### Goal
Copy every row below line for line, changing nothing.

### Dataset records

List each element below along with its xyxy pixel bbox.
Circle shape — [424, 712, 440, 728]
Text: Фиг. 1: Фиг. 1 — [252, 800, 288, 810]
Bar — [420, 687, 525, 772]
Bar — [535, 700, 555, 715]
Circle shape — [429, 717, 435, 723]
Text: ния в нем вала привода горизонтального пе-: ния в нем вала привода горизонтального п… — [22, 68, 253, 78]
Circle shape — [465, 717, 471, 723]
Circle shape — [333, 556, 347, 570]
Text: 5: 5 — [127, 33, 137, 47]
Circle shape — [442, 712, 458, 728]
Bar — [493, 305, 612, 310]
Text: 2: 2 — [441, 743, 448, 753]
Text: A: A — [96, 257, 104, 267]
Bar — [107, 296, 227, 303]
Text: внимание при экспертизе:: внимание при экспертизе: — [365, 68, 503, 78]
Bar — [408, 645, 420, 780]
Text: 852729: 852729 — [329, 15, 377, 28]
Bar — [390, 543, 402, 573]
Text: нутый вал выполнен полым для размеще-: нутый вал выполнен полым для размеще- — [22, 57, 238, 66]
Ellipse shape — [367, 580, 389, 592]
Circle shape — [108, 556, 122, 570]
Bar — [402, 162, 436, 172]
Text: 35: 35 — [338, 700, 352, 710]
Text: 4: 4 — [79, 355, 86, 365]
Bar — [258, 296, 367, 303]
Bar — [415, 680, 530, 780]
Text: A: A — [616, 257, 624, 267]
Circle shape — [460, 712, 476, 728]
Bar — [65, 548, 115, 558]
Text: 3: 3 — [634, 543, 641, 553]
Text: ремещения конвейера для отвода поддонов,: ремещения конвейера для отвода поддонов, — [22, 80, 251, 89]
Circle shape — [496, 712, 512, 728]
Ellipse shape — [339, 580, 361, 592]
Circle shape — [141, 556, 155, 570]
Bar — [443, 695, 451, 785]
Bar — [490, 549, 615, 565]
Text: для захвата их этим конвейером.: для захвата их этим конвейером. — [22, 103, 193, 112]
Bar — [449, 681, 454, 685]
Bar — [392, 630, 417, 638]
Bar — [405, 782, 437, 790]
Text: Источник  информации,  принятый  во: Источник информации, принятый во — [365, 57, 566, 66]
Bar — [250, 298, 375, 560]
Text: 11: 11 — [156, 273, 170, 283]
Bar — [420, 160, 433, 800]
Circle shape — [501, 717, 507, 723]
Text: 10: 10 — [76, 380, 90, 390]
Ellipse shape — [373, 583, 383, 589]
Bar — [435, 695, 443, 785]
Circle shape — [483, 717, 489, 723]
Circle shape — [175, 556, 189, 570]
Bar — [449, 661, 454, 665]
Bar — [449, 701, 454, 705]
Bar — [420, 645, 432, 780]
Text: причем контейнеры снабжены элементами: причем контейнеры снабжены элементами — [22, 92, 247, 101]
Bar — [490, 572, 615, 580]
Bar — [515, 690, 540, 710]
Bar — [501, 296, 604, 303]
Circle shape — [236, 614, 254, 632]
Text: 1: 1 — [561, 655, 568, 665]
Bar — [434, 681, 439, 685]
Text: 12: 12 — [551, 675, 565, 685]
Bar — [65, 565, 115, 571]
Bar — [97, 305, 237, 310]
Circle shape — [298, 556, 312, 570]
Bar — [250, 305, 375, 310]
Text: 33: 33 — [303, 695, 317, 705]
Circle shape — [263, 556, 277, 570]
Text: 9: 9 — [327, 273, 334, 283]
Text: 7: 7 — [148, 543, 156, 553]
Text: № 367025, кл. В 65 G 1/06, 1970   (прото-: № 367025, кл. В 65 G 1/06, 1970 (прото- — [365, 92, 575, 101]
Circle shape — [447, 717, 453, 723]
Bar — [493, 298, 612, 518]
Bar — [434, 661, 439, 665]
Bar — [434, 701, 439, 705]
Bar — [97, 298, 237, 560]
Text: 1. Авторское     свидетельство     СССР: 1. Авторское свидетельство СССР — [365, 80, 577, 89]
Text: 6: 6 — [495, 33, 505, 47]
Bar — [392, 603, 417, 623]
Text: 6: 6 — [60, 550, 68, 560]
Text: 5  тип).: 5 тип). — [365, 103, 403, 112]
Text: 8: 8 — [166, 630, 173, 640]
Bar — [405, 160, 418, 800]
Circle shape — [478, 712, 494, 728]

### Solution to the exercise
List each element below along with its xyxy pixel bbox.
Circle shape — [424, 712, 440, 728]
Text: Фиг. 1: Фиг. 1 — [252, 800, 288, 810]
Bar — [420, 687, 525, 772]
Bar — [535, 700, 555, 715]
Circle shape — [429, 717, 435, 723]
Text: ния в нем вала привода горизонтального пе-: ния в нем вала привода горизонтального п… — [22, 68, 253, 78]
Circle shape — [465, 717, 471, 723]
Circle shape — [333, 556, 347, 570]
Text: 5: 5 — [127, 33, 137, 47]
Circle shape — [442, 712, 458, 728]
Bar — [493, 305, 612, 310]
Text: 2: 2 — [441, 743, 448, 753]
Text: A: A — [96, 257, 104, 267]
Bar — [107, 296, 227, 303]
Text: внимание при экспертизе:: внимание при экспертизе: — [365, 68, 503, 78]
Bar — [408, 645, 420, 780]
Text: 852729: 852729 — [329, 15, 377, 28]
Bar — [390, 543, 402, 573]
Text: нутый вал выполнен полым для размеще-: нутый вал выполнен полым для размеще- — [22, 57, 238, 66]
Ellipse shape — [367, 580, 389, 592]
Circle shape — [108, 556, 122, 570]
Bar — [402, 162, 436, 172]
Text: 35: 35 — [338, 700, 352, 710]
Text: 4: 4 — [79, 355, 86, 365]
Bar — [258, 296, 367, 303]
Bar — [415, 680, 530, 780]
Text: A: A — [616, 257, 624, 267]
Circle shape — [460, 712, 476, 728]
Bar — [65, 548, 115, 558]
Text: 3: 3 — [634, 543, 641, 553]
Text: ремещения конвейера для отвода поддонов,: ремещения конвейера для отвода поддонов, — [22, 80, 251, 89]
Circle shape — [496, 712, 512, 728]
Ellipse shape — [339, 580, 361, 592]
Circle shape — [141, 556, 155, 570]
Bar — [443, 695, 451, 785]
Bar — [490, 549, 615, 565]
Text: для захвата их этим конвейером.: для захвата их этим конвейером. — [22, 103, 193, 112]
Bar — [449, 681, 454, 685]
Bar — [392, 630, 417, 638]
Bar — [405, 782, 437, 790]
Text: Источник  информации,  принятый  во: Источник информации, принятый во — [365, 57, 566, 66]
Bar — [250, 298, 375, 560]
Text: 11: 11 — [156, 273, 170, 283]
Bar — [420, 160, 433, 800]
Circle shape — [501, 717, 507, 723]
Text: 10: 10 — [76, 380, 90, 390]
Ellipse shape — [373, 583, 383, 589]
Bar — [435, 695, 443, 785]
Circle shape — [483, 717, 489, 723]
Circle shape — [175, 556, 189, 570]
Bar — [449, 661, 454, 665]
Bar — [449, 701, 454, 705]
Bar — [420, 645, 432, 780]
Text: причем контейнеры снабжены элементами: причем контейнеры снабжены элементами — [22, 92, 247, 101]
Bar — [490, 572, 615, 580]
Bar — [515, 690, 540, 710]
Bar — [501, 296, 604, 303]
Circle shape — [236, 614, 254, 632]
Text: 1: 1 — [561, 655, 568, 665]
Bar — [434, 681, 439, 685]
Text: 12: 12 — [551, 675, 565, 685]
Bar — [65, 565, 115, 571]
Bar — [97, 305, 237, 310]
Circle shape — [298, 556, 312, 570]
Bar — [250, 305, 375, 310]
Text: 33: 33 — [303, 695, 317, 705]
Circle shape — [263, 556, 277, 570]
Text: 9: 9 — [327, 273, 334, 283]
Text: 7: 7 — [148, 543, 156, 553]
Text: № 367025, кл. В 65 G 1/06, 1970   (прото-: № 367025, кл. В 65 G 1/06, 1970 (прото- — [365, 92, 575, 101]
Circle shape — [447, 717, 453, 723]
Bar — [493, 298, 612, 518]
Bar — [434, 661, 439, 665]
Bar — [434, 701, 439, 705]
Bar — [97, 298, 237, 560]
Text: 1. Авторское     свидетельство     СССР: 1. Авторское свидетельство СССР — [365, 80, 577, 89]
Text: 6: 6 — [495, 33, 505, 47]
Bar — [392, 603, 417, 623]
Text: 6: 6 — [60, 550, 68, 560]
Text: 5  тип).: 5 тип). — [365, 103, 403, 112]
Text: 8: 8 — [166, 630, 173, 640]
Bar — [405, 160, 418, 800]
Circle shape — [478, 712, 494, 728]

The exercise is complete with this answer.